__Data shown__:
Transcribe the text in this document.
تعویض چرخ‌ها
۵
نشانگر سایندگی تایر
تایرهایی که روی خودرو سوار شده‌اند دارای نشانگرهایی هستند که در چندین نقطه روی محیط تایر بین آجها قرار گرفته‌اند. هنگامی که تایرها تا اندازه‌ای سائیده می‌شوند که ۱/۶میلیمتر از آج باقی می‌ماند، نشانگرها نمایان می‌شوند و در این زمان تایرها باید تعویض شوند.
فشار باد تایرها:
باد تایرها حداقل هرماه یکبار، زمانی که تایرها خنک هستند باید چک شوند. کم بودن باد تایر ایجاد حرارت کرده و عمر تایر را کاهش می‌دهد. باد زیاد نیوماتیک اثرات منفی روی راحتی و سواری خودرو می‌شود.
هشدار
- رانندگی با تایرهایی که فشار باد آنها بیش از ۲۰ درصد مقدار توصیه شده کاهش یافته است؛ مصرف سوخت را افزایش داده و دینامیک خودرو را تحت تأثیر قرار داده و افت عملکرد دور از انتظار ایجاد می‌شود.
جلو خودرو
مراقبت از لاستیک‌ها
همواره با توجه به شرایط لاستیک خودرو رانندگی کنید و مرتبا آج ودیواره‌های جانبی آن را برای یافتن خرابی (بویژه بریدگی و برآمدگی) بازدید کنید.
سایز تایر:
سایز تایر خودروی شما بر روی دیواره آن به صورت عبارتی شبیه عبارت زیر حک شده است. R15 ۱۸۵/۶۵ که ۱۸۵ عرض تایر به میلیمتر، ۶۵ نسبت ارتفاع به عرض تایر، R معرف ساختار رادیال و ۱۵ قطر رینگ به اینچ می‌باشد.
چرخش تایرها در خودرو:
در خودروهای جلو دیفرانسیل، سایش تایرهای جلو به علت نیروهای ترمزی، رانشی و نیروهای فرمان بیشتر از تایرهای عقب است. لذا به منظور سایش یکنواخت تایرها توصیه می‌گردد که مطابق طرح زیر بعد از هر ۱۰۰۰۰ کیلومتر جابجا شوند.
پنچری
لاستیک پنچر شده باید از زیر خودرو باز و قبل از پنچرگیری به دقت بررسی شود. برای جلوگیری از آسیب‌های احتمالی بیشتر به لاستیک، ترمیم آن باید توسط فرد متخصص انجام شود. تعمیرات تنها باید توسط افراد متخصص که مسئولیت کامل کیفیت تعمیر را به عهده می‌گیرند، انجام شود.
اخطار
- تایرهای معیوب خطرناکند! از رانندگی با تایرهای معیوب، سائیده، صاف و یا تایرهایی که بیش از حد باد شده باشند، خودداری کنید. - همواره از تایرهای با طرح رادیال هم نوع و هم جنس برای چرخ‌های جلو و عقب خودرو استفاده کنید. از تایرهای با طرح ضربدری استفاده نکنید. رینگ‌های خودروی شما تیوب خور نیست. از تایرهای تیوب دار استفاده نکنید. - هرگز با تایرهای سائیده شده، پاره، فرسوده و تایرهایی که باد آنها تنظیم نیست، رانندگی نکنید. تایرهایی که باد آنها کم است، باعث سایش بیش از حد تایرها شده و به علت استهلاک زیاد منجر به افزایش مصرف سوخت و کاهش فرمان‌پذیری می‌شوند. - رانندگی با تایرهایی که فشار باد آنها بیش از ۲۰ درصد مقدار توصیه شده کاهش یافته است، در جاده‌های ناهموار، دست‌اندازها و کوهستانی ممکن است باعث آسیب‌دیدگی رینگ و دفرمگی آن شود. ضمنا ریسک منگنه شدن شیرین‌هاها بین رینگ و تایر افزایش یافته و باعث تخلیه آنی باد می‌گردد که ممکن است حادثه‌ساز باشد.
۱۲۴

__Task brief__: Which lines contain the word "تعویض"? Return each of them.

__Written response__:
تعویض چرخ‌ها
تایرهایی که روی خودرو سوار شده‌اند دارای نشانگرهایی هستند که در چندین نقطه روی محیط تایر بین آجها قرار گرفته‌اند. هنگامی که تایرها تا اندازه‌ای سائیده می‌شوند که ۱/۶میلیمتر از آج باقی می‌ماند، نشانگرها نمایان می‌شوند و در این زمان تایرها باید تعویض شوند.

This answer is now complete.